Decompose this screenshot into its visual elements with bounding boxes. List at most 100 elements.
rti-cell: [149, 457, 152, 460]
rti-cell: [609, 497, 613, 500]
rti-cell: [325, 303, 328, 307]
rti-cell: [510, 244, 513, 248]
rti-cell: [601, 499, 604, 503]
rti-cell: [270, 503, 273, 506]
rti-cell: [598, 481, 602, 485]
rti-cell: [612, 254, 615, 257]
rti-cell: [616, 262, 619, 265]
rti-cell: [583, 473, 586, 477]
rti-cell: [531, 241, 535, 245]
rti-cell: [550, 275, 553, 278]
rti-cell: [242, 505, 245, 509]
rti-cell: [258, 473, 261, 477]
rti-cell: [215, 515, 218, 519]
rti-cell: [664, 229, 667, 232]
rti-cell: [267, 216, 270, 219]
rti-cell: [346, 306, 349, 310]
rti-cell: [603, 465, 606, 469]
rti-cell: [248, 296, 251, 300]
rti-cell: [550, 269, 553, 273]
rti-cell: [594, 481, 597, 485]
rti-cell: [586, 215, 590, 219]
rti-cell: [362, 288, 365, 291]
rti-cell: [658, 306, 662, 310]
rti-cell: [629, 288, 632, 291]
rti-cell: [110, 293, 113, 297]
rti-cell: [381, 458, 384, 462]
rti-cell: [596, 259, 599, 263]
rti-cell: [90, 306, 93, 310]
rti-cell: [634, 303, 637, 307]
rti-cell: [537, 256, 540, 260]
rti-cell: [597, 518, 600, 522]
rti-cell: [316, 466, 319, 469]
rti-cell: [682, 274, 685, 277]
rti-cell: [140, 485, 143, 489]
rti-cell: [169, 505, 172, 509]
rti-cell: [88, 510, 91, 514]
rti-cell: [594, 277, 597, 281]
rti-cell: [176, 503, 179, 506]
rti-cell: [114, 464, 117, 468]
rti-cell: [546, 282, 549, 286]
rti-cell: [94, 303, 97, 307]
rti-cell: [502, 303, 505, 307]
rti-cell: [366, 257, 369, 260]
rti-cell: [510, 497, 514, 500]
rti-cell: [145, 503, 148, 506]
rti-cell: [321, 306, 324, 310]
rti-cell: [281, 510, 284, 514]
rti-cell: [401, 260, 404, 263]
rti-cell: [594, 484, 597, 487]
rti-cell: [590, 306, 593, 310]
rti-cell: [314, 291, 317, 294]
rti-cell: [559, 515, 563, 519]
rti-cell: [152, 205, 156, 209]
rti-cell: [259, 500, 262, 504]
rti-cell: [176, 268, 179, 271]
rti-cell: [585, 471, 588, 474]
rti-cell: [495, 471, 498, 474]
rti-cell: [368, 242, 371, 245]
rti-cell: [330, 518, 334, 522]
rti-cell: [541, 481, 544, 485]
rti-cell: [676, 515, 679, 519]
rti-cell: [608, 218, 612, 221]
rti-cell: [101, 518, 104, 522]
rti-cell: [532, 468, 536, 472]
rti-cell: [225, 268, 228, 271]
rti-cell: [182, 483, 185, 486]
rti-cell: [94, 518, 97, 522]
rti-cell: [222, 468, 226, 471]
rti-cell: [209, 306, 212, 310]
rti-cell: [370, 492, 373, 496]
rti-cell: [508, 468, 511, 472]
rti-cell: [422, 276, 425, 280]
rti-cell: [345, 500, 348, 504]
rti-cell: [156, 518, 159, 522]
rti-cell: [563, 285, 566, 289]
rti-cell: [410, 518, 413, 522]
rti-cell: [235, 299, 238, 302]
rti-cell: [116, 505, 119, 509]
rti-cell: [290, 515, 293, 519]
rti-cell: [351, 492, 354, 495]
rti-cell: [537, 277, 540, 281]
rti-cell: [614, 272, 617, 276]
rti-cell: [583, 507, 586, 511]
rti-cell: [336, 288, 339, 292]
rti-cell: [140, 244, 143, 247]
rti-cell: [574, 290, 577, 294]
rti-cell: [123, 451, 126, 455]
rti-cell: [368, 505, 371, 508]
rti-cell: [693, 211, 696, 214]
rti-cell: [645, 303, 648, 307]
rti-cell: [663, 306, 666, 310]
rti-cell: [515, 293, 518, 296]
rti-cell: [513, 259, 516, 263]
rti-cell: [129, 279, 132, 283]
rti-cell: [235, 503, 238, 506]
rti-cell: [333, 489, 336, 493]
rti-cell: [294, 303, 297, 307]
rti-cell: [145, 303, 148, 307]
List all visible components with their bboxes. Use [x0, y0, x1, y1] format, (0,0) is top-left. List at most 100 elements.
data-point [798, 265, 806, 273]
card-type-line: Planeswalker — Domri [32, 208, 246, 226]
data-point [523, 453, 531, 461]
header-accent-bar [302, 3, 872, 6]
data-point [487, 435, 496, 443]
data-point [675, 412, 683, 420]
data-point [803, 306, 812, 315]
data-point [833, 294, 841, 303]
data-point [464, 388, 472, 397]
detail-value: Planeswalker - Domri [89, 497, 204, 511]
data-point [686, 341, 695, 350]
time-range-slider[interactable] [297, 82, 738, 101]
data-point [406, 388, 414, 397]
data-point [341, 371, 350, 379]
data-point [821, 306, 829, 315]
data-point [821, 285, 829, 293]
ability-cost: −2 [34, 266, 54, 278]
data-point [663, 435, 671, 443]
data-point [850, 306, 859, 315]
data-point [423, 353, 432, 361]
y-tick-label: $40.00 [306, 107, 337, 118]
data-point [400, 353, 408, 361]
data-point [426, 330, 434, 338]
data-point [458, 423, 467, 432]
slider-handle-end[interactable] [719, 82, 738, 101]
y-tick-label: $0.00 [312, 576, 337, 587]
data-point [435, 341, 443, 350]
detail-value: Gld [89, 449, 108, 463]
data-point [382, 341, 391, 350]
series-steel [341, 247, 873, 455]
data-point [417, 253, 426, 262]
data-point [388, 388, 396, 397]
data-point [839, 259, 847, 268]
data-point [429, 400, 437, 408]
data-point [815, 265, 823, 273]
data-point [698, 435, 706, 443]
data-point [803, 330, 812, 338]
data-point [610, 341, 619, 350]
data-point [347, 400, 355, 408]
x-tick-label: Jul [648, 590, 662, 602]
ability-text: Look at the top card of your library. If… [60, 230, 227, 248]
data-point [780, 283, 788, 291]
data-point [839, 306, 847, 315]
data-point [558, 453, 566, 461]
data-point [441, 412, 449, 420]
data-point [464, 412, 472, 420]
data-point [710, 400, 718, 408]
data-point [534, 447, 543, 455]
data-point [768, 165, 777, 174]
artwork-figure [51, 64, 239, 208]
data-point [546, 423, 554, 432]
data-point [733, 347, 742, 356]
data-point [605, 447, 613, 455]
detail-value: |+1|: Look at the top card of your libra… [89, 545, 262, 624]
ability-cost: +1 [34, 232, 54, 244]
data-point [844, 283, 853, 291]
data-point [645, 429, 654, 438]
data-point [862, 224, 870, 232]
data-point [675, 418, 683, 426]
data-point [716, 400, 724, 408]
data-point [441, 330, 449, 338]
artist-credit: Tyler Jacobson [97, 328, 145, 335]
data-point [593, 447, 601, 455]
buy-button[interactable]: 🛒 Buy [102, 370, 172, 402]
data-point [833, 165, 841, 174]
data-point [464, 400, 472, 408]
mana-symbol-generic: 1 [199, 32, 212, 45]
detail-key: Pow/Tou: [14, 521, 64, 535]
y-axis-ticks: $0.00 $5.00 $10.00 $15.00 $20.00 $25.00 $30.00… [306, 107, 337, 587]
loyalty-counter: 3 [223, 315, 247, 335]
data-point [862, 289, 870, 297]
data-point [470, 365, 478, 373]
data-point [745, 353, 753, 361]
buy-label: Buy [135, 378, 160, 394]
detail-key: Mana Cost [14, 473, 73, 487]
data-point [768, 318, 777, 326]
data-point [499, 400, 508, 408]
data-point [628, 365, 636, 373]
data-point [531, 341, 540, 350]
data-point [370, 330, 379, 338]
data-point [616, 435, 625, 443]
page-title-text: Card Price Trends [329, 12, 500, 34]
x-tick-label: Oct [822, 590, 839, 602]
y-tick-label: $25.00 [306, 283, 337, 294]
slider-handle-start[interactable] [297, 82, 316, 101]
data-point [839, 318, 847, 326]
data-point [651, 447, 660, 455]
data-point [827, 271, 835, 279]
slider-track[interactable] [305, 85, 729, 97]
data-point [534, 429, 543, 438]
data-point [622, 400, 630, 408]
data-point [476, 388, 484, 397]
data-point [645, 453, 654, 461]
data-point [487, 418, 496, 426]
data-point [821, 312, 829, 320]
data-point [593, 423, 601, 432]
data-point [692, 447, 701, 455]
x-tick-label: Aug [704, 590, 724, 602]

______

## EXERCISE GOAL
Copy everything from the start of the listing down through the line with "rti-cell: [510, 497, 514, 500]", swapping "rti-cell" for "grid-cell" and changing nothing else.

## RESPONSE
Decompose this screenshot into its visual elements with bounding boxes. List at most 100 elements.
grid-cell: [149, 457, 152, 460]
grid-cell: [609, 497, 613, 500]
grid-cell: [325, 303, 328, 307]
grid-cell: [510, 244, 513, 248]
grid-cell: [601, 499, 604, 503]
grid-cell: [270, 503, 273, 506]
grid-cell: [598, 481, 602, 485]
grid-cell: [612, 254, 615, 257]
grid-cell: [616, 262, 619, 265]
grid-cell: [583, 473, 586, 477]
grid-cell: [531, 241, 535, 245]
grid-cell: [550, 275, 553, 278]
grid-cell: [242, 505, 245, 509]
grid-cell: [258, 473, 261, 477]
grid-cell: [215, 515, 218, 519]
grid-cell: [664, 229, 667, 232]
grid-cell: [267, 216, 270, 219]
grid-cell: [346, 306, 349, 310]
grid-cell: [603, 465, 606, 469]
grid-cell: [248, 296, 251, 300]
grid-cell: [550, 269, 553, 273]
grid-cell: [594, 481, 597, 485]
grid-cell: [586, 215, 590, 219]
grid-cell: [362, 288, 365, 291]
grid-cell: [658, 306, 662, 310]
grid-cell: [629, 288, 632, 291]
grid-cell: [110, 293, 113, 297]
grid-cell: [381, 458, 384, 462]
grid-cell: [596, 259, 599, 263]
grid-cell: [90, 306, 93, 310]
grid-cell: [634, 303, 637, 307]
grid-cell: [537, 256, 540, 260]
grid-cell: [597, 518, 600, 522]
grid-cell: [316, 466, 319, 469]
grid-cell: [682, 274, 685, 277]
grid-cell: [140, 485, 143, 489]
grid-cell: [169, 505, 172, 509]
grid-cell: [88, 510, 91, 514]
grid-cell: [594, 277, 597, 281]
grid-cell: [176, 503, 179, 506]
grid-cell: [114, 464, 117, 468]
grid-cell: [546, 282, 549, 286]
grid-cell: [94, 303, 97, 307]
grid-cell: [502, 303, 505, 307]
grid-cell: [366, 257, 369, 260]
grid-cell: [510, 497, 514, 500]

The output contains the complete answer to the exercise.